_What you need to do:_ Find all lines in the records that include the word "this", and copy them out.

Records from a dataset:

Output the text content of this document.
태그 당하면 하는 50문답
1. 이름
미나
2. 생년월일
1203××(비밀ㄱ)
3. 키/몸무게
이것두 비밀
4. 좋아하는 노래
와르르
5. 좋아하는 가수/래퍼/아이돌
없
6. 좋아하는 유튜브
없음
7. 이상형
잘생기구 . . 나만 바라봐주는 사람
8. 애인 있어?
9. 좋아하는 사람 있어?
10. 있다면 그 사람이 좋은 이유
==
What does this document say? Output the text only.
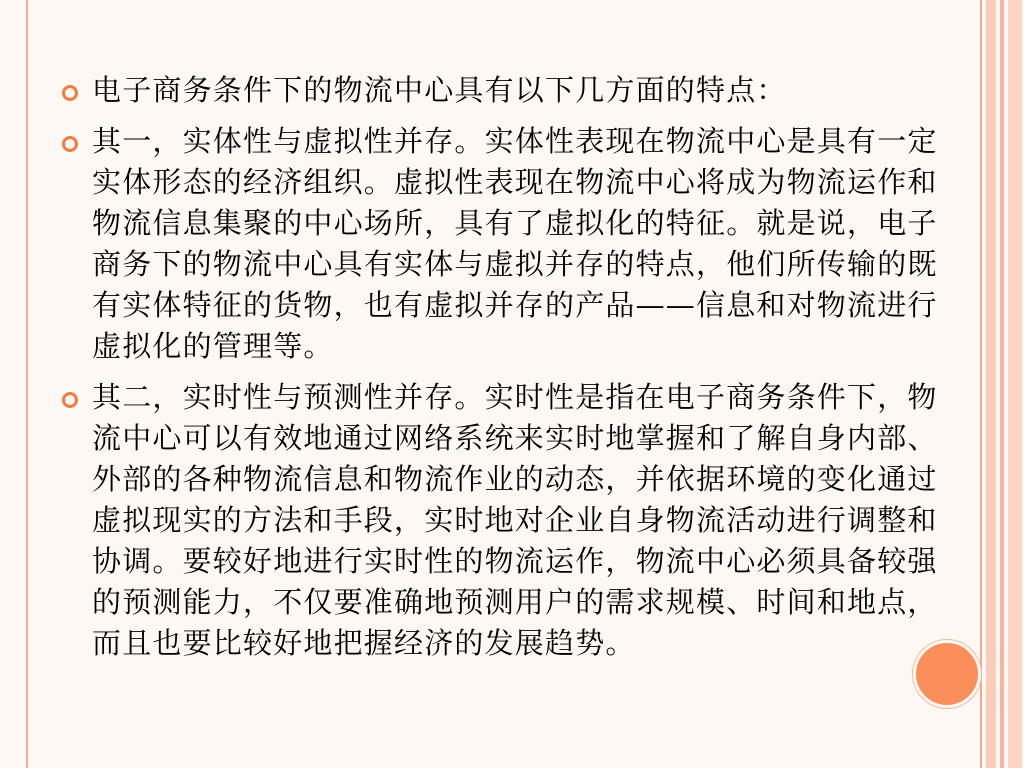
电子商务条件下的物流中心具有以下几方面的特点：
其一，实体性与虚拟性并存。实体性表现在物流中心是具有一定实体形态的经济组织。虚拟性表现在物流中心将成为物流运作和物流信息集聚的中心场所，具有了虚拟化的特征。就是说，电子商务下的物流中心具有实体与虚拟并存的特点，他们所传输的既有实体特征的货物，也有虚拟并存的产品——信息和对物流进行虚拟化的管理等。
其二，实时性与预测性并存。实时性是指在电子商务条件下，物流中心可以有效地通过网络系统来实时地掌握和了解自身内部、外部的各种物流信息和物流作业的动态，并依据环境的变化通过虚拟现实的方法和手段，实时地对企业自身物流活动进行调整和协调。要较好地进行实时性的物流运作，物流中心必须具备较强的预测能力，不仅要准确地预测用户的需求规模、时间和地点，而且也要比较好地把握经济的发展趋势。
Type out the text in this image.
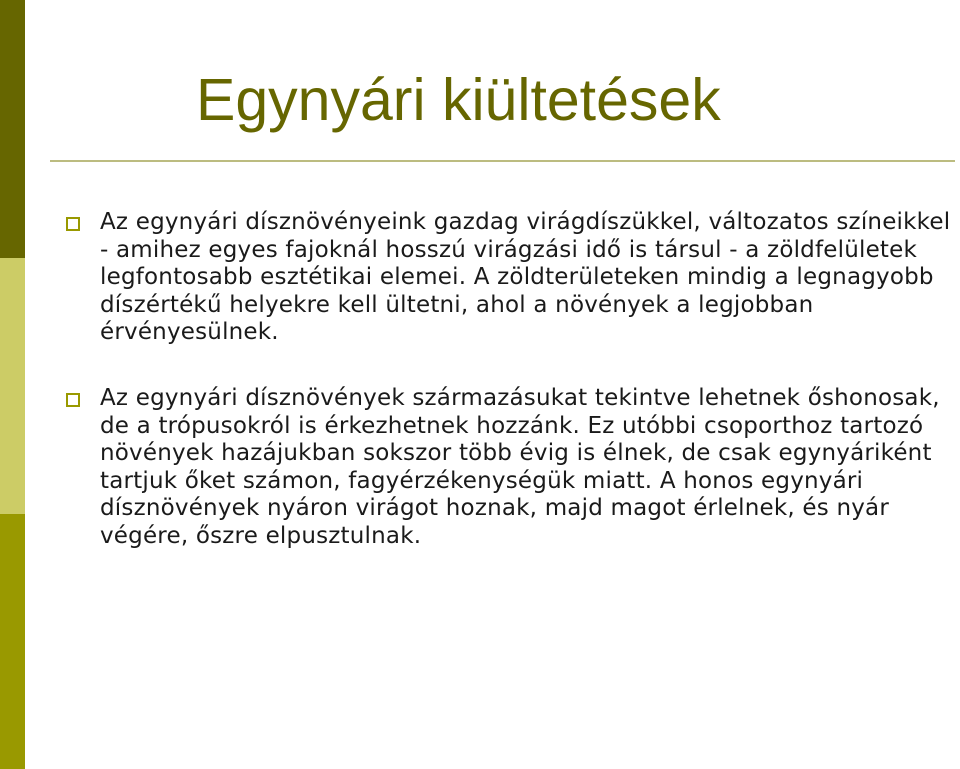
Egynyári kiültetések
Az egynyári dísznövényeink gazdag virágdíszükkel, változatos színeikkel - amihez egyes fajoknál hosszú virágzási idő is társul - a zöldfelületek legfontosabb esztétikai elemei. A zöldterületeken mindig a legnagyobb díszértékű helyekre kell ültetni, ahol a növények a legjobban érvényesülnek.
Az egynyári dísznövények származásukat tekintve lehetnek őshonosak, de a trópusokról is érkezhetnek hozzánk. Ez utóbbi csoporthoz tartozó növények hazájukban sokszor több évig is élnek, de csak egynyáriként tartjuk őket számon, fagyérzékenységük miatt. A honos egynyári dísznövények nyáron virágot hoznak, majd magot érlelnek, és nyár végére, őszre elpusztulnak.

_Exercise solution:_
Output the text content of this document.
What does this document say? Output the text only.
Type out the text in this image.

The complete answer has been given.